### [What is asked]
Look through the data below and return each line where "active" appears.

### [Entries supplied]
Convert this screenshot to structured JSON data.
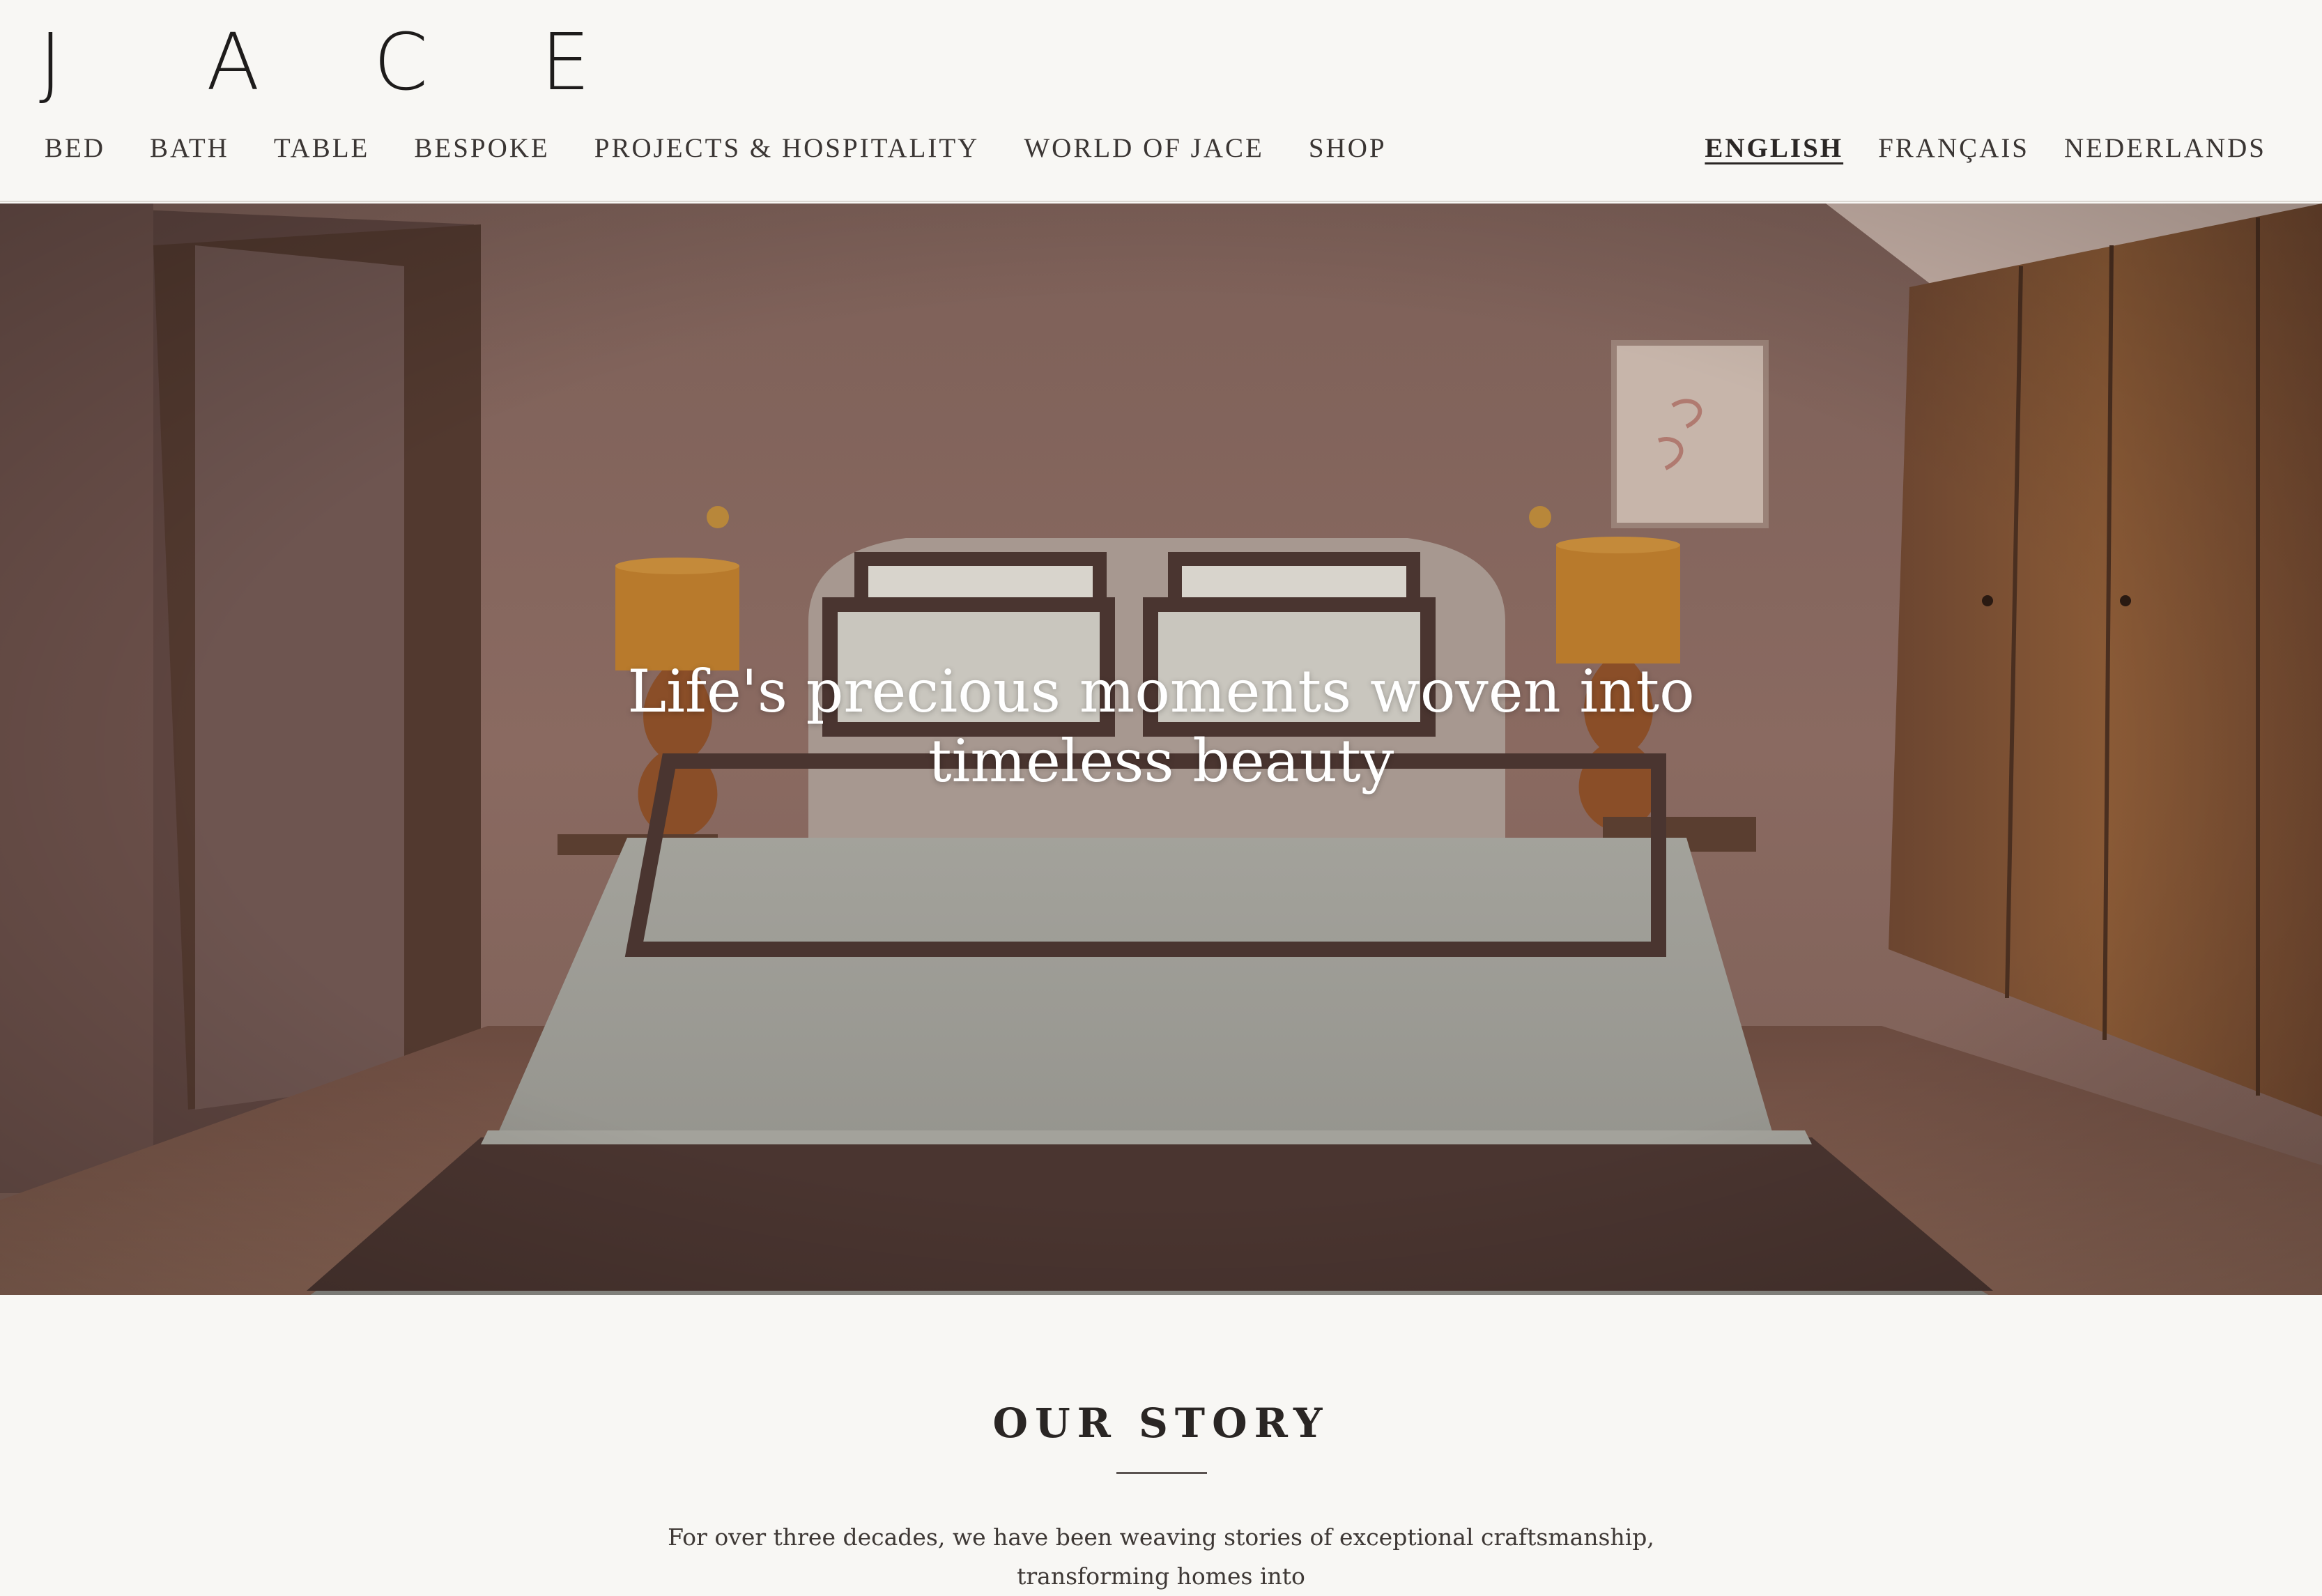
{
  "brand": {
    "logo_letters": [
      "J",
      "A",
      "C",
      "E"
    ]
  },
  "nav": {
    "items": [
      {
        "label": "BED"
      },
      {
        "label": "BATH"
      },
      {
        "label": "TABLE"
      },
      {
        "label": "BESPOKE"
      },
      {
        "label": "PROJECTS & HOSPITALITY"
      },
      {
        "label": "WORLD OF JACE"
      },
      {
        "label": "SHOP"
      }
    ]
  },
  "languages": {
    "items": [
      {
        "label": "ENGLISH",
        "active": true
      },
      {
        "label": "FRANÇAIS",
        "active": false
      },
      {
        "label": "NEDERLANDS",
        "active": false
      }
    ]
  },
  "hero": {
    "title_line1": "Life's precious moments woven into",
    "title_line2": "timeless beauty"
  },
  "story": {
    "heading": "OUR STORY",
    "text": "For over three decades, we have been weaving stories of exceptional craftsmanship, transforming homes into"
  },
  "colors": {
    "background": "#f8f7f4",
    "text": "#2a2624",
    "bed_trim": "#4a3530",
    "wood": "#8a5a36",
    "lamp_shade": "#b87a2c"
  }
}
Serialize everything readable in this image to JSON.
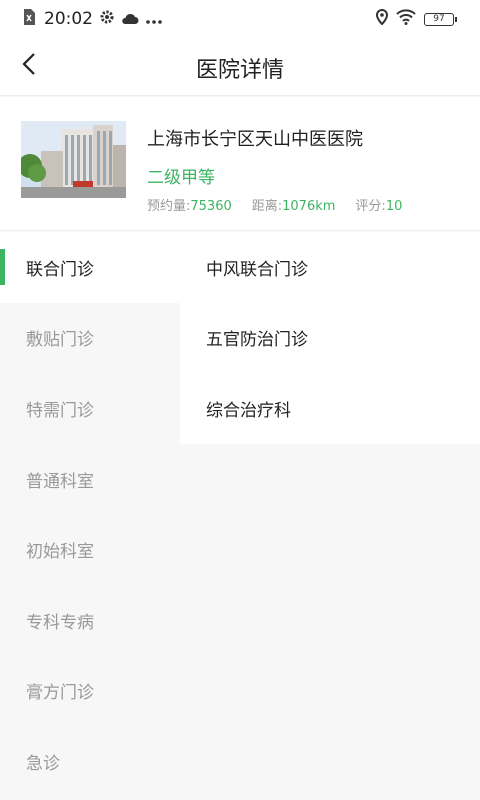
{
  "status_bar": {
    "time": "20:02",
    "battery": "97",
    "icons": [
      "sim-icon",
      "gear-icon",
      "cloud-icon",
      "more-icon",
      "location-icon",
      "wifi-icon",
      "battery-icon"
    ]
  },
  "nav": {
    "title": "医院详情",
    "back_icon": "chevron-left-icon"
  },
  "hospital": {
    "name": "上海市长宁区天山中医医院",
    "level": "二级甲等",
    "stats": {
      "appointments_label": "预约量:",
      "appointments_value": "75360",
      "distance_label": "距离:",
      "distance_value": "1076km",
      "rating_label": "评分:",
      "rating_value": "10"
    }
  },
  "categories": [
    {
      "label": "联合门诊",
      "active": true
    },
    {
      "label": "敷贴门诊"
    },
    {
      "label": "特需门诊"
    },
    {
      "label": "普通科室"
    },
    {
      "label": "初始科室"
    },
    {
      "label": "专科专病"
    },
    {
      "label": "膏方门诊"
    },
    {
      "label": "急诊"
    }
  ],
  "departments": [
    {
      "label": "中风联合门诊"
    },
    {
      "label": "五官防治门诊"
    },
    {
      "label": "综合治疗科"
    }
  ],
  "colors": {
    "accent": "#3cb462",
    "background": "#f7f7f7"
  }
}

### [The output]
        "active": true
        "active": false
        "active": false
      "active": true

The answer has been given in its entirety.